• **Stored items**
--- start ---

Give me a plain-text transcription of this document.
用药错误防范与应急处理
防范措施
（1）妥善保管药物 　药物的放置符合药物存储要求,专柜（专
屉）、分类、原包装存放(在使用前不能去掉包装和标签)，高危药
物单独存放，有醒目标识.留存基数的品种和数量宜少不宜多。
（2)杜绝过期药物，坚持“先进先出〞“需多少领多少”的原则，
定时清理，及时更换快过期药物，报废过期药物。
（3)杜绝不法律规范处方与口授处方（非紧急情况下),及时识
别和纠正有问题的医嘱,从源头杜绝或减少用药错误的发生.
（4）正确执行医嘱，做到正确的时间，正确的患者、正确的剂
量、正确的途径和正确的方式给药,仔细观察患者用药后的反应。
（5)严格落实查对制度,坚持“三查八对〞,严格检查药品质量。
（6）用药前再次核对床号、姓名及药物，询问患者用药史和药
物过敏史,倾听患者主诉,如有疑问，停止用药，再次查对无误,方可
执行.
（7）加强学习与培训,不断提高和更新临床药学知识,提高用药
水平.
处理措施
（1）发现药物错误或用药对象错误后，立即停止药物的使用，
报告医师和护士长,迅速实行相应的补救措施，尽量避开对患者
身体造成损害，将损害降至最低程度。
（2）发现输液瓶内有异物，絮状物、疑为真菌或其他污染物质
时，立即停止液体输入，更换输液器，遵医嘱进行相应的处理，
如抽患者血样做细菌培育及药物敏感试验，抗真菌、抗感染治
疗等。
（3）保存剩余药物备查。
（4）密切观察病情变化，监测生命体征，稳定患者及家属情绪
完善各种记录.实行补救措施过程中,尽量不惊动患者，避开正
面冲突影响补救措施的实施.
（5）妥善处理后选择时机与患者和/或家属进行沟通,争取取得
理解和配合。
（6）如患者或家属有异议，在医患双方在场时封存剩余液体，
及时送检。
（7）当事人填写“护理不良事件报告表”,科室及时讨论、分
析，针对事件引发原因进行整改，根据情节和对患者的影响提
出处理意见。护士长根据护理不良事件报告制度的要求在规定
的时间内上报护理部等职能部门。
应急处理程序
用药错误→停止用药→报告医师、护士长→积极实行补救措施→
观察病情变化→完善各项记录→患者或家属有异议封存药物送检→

--- end ---

From the listing above, reproduce all the lines exactly.

Give me a plain-text transcription of this document.
用药错误防范与应急处理
防范措施
（1）妥善保管药物 　药物的放置符合药物存储要求,专柜（专
屉）、分类、原包装存放(在使用前不能去掉包装和标签)，高危药
物单独存放，有醒目标识.留存基数的品种和数量宜少不宜多。
（2)杜绝过期药物，坚持“先进先出〞“需多少领多少”的原则，
定时清理，及时更换快过期药物，报废过期药物。
（3)杜绝不法律规范处方与口授处方（非紧急情况下),及时识
别和纠正有问题的医嘱,从源头杜绝或减少用药错误的发生.
（4）正确执行医嘱，做到正确的时间，正确的患者、正确的剂
量、正确的途径和正确的方式给药,仔细观察患者用药后的反应。
（5)严格落实查对制度,坚持“三查八对〞,严格检查药品质量。
（6）用药前再次核对床号、姓名及药物，询问患者用药史和药
物过敏史,倾听患者主诉,如有疑问，停止用药，再次查对无误,方可
执行.
（7）加强学习与培训,不断提高和更新临床药学知识,提高用药
水平.
处理措施
（1）发现药物错误或用药对象错误后，立即停止药物的使用，
报告医师和护士长,迅速实行相应的补救措施，尽量避开对患者
身体造成损害，将损害降至最低程度。
（2）发现输液瓶内有异物，絮状物、疑为真菌或其他污染物质
时，立即停止液体输入，更换输液器，遵医嘱进行相应的处理，
如抽患者血样做细菌培育及药物敏感试验，抗真菌、抗感染治
疗等。
（3）保存剩余药物备查。
（4）密切观察病情变化，监测生命体征，稳定患者及家属情绪
完善各种记录.实行补救措施过程中,尽量不惊动患者，避开正
面冲突影响补救措施的实施.
（5）妥善处理后选择时机与患者和/或家属进行沟通,争取取得
理解和配合。
（6）如患者或家属有异议，在医患双方在场时封存剩余液体，
及时送检。
（7）当事人填写“护理不良事件报告表”,科室及时讨论、分
析，针对事件引发原因进行整改，根据情节和对患者的影响提
出处理意见。护士长根据护理不良事件报告制度的要求在规定
的时间内上报护理部等职能部门。
应急处理程序
用药错误→停止用药→报告医师、护士长→积极实行补救措施→
观察病情变化→完善各项记录→患者或家属有异议封存药物送检→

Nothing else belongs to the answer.